• **Directions for this task**
Output the data below in full, character for character.

##############################

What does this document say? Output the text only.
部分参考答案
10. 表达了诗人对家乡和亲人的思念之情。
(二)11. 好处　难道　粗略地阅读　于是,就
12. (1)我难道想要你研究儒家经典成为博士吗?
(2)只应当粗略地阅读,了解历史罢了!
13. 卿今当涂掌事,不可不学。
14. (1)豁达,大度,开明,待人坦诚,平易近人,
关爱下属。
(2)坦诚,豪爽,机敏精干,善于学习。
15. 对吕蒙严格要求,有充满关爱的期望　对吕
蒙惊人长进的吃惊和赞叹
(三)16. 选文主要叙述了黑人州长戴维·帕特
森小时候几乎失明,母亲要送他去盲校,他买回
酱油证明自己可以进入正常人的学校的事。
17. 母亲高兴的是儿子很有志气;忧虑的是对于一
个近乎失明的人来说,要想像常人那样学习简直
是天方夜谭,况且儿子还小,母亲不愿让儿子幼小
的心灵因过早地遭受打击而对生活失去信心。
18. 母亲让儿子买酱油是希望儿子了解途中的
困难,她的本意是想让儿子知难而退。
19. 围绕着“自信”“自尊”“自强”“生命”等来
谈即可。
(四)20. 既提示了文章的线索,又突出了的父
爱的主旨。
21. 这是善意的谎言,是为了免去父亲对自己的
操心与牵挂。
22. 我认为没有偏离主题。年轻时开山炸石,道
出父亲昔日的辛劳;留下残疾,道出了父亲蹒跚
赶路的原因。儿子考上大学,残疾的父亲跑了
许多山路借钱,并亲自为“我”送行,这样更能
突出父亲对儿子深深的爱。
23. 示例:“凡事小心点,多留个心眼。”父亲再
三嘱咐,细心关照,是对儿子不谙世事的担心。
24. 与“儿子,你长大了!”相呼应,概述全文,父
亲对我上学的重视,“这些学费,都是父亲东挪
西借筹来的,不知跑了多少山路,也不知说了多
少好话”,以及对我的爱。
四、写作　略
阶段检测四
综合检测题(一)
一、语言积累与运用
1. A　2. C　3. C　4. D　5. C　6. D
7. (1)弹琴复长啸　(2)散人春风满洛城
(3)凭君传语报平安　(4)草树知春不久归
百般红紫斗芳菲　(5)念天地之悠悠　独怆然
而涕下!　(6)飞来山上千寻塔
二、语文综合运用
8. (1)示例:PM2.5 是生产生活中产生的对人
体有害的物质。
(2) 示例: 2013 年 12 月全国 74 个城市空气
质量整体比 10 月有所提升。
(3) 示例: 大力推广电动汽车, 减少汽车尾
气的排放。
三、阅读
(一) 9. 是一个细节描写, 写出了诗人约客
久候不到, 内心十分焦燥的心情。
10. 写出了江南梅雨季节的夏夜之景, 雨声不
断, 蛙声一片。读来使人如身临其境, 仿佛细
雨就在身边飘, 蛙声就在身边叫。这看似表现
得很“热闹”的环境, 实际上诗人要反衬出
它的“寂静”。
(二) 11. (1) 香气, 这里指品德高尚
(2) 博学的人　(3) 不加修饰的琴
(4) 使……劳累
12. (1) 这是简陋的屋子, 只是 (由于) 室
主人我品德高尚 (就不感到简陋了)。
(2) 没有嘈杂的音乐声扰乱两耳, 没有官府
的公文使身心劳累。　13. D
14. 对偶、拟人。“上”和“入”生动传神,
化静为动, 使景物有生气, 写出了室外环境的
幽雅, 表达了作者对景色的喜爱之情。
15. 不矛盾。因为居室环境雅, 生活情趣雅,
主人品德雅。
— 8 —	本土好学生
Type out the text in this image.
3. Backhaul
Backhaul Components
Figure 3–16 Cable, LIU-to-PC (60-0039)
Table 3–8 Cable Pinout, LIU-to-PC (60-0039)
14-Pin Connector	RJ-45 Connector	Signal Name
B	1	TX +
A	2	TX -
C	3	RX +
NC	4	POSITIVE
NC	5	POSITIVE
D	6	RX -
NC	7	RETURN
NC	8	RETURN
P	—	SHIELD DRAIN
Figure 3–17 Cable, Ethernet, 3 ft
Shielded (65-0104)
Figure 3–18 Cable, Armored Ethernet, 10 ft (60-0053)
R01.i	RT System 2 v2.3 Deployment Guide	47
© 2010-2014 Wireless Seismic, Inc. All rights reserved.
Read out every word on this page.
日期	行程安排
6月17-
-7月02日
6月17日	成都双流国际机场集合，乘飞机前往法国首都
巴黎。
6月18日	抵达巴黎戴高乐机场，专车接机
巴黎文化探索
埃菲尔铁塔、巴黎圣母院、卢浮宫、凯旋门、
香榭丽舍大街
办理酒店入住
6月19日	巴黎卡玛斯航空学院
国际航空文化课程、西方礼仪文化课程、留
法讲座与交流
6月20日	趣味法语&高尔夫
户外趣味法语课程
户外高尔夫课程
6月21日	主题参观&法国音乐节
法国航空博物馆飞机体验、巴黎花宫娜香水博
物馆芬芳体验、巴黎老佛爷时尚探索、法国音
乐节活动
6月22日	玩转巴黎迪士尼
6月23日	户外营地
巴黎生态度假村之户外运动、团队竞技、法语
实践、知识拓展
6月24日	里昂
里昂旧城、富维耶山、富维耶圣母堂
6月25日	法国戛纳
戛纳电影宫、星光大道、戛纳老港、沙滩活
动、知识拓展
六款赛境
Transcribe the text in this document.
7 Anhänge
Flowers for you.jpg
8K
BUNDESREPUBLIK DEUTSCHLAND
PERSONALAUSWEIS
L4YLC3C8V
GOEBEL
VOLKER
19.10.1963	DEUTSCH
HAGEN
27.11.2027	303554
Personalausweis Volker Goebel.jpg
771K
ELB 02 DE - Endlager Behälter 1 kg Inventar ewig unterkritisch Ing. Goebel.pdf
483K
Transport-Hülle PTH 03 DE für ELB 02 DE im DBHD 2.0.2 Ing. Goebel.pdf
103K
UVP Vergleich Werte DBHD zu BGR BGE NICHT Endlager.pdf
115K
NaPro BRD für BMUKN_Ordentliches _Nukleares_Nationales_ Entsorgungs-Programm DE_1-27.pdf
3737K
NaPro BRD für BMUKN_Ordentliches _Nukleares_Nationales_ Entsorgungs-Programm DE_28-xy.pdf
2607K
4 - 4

##############################

• **Exercise result**
What does this document say? Output the text only.
部分参考答案
10. 表达了诗人对家乡和亲人的思念之情。
(二)11. 好处　难道　粗略地阅读　于是,就
12. (1)我难道想要你研究儒家经典成为博士吗?
(2)只应当粗略地阅读,了解历史罢了!
13. 卿今当涂掌事,不可不学。
14. (1)豁达,大度,开明,待人坦诚,平易近人,
关爱下属。
(2)坦诚,豪爽,机敏精干,善于学习。
15. 对吕蒙严格要求,有充满关爱的期望　对吕
蒙惊人长进的吃惊和赞叹
(三)16. 选文主要叙述了黑人州长戴维·帕特
森小时候几乎失明,母亲要送他去盲校,他买回
酱油证明自己可以进入正常人的学校的事。
17. 母亲高兴的是儿子很有志气;忧虑的是对于一
个近乎失明的人来说,要想像常人那样学习简直
是天方夜谭,况且儿子还小,母亲不愿让儿子幼小
的心灵因过早地遭受打击而对生活失去信心。
18. 母亲让儿子买酱油是希望儿子了解途中的
困难,她的本意是想让儿子知难而退。
19. 围绕着“自信”“自尊”“自强”“生命”等来
谈即可。
(四)20. 既提示了文章的线索,又突出了的父
爱的主旨。
21. 这是善意的谎言,是为了免去父亲对自己的
操心与牵挂。
22. 我认为没有偏离主题。年轻时开山炸石,道
出父亲昔日的辛劳;留下残疾,道出了父亲蹒跚
赶路的原因。儿子考上大学,残疾的父亲跑了
许多山路借钱,并亲自为“我”送行,这样更能
突出父亲对儿子深深的爱。
23. 示例:“凡事小心点,多留个心眼。”父亲再
三嘱咐,细心关照,是对儿子不谙世事的担心。
24. 与“儿子,你长大了!”相呼应,概述全文,父
亲对我上学的重视,“这些学费,都是父亲东挪
西借筹来的,不知跑了多少山路,也不知说了多
少好话”,以及对我的爱。
四、写作　略
阶段检测四
综合检测题(一)
一、语言积累与运用
1. A　2. C　3. C　4. D　5. C　6. D
7. (1)弹琴复长啸　(2)散人春风满洛城
(3)凭君传语报平安　(4)草树知春不久归
百般红紫斗芳菲　(5)念天地之悠悠　独怆然
而涕下!　(6)飞来山上千寻塔
二、语文综合运用
8. (1)示例:PM2.5 是生产生活中产生的对人
体有害的物质。
(2) 示例: 2013 年 12 月全国 74 个城市空气
质量整体比 10 月有所提升。
(3) 示例: 大力推广电动汽车, 减少汽车尾
气的排放。
三、阅读
(一) 9. 是一个细节描写, 写出了诗人约客
久候不到, 内心十分焦燥的心情。
10. 写出了江南梅雨季节的夏夜之景, 雨声不
断, 蛙声一片。读来使人如身临其境, 仿佛细
雨就在身边飘, 蛙声就在身边叫。这看似表现
得很“热闹”的环境, 实际上诗人要反衬出
它的“寂静”。
(二) 11. (1) 香气, 这里指品德高尚
(2) 博学的人　(3) 不加修饰的琴
(4) 使……劳累
12. (1) 这是简陋的屋子, 只是 (由于) 室
主人我品德高尚 (就不感到简陋了)。
(2) 没有嘈杂的音乐声扰乱两耳, 没有官府
的公文使身心劳累。　13. D
14. 对偶、拟人。“上”和“入”生动传神,
化静为动, 使景物有生气, 写出了室外环境的
幽雅, 表达了作者对景色的喜爱之情。
15. 不矛盾。因为居室环境雅, 生活情趣雅,
主人品德雅。
— 8 —	本土好学生
Type out the text in this image.
3. Backhaul
Backhaul Components
Figure 3–16 Cable, LIU-to-PC (60-0039)
Table 3–8 Cable Pinout, LIU-to-PC (60-0039)
14-Pin Connector	RJ-45 Connector	Signal Name
B	1	TX +
A	2	TX -
C	3	RX +
NC	4	POSITIVE
NC	5	POSITIVE
D	6	RX -
NC	7	RETURN
NC	8	RETURN
P	—	SHIELD DRAIN
Figure 3–17 Cable, Ethernet, 3 ft
Shielded (65-0104)
Figure 3–18 Cable, Armored Ethernet, 10 ft (60-0053)
R01.i	RT System 2 v2.3 Deployment Guide	47
© 2010-2014 Wireless Seismic, Inc. All rights reserved.
Read out every word on this page.
日期	行程安排
6月17-
-7月02日
6月17日	成都双流国际机场集合，乘飞机前往法国首都
巴黎。
6月18日	抵达巴黎戴高乐机场，专车接机
巴黎文化探索
埃菲尔铁塔、巴黎圣母院、卢浮宫、凯旋门、
香榭丽舍大街
办理酒店入住
6月19日	巴黎卡玛斯航空学院
国际航空文化课程、西方礼仪文化课程、留
法讲座与交流
6月20日	趣味法语&高尔夫
户外趣味法语课程
户外高尔夫课程
6月21日	主题参观&法国音乐节
法国航空博物馆飞机体验、巴黎花宫娜香水博
物馆芬芳体验、巴黎老佛爷时尚探索、法国音
乐节活动
6月22日	玩转巴黎迪士尼
6月23日	户外营地
巴黎生态度假村之户外运动、团队竞技、法语
实践、知识拓展
6月24日	里昂
里昂旧城、富维耶山、富维耶圣母堂
6月25日	法国戛纳
戛纳电影宫、星光大道、戛纳老港、沙滩活
动、知识拓展
六款赛境
Transcribe the text in this document.
7 Anhänge
Flowers for you.jpg
8K
BUNDESREPUBLIK DEUTSCHLAND
PERSONALAUSWEIS
L4YLC3C8V
GOEBEL
VOLKER
19.10.1963	DEUTSCH
HAGEN
27.11.2027	303554
Personalausweis Volker Goebel.jpg
771K
ELB 02 DE - Endlager Behälter 1 kg Inventar ewig unterkritisch Ing. Goebel.pdf
483K
Transport-Hülle PTH 03 DE für ELB 02 DE im DBHD 2.0.2 Ing. Goebel.pdf
103K
UVP Vergleich Werte DBHD zu BGR BGE NICHT Endlager.pdf
115K
NaPro BRD für BMUKN_Ordentliches _Nukleares_Nationales_ Entsorgungs-Programm DE_1-27.pdf
3737K
NaPro BRD für BMUKN_Ordentliches _Nukleares_Nationales_ Entsorgungs-Programm DE_28-xy.pdf
2607K
4 - 4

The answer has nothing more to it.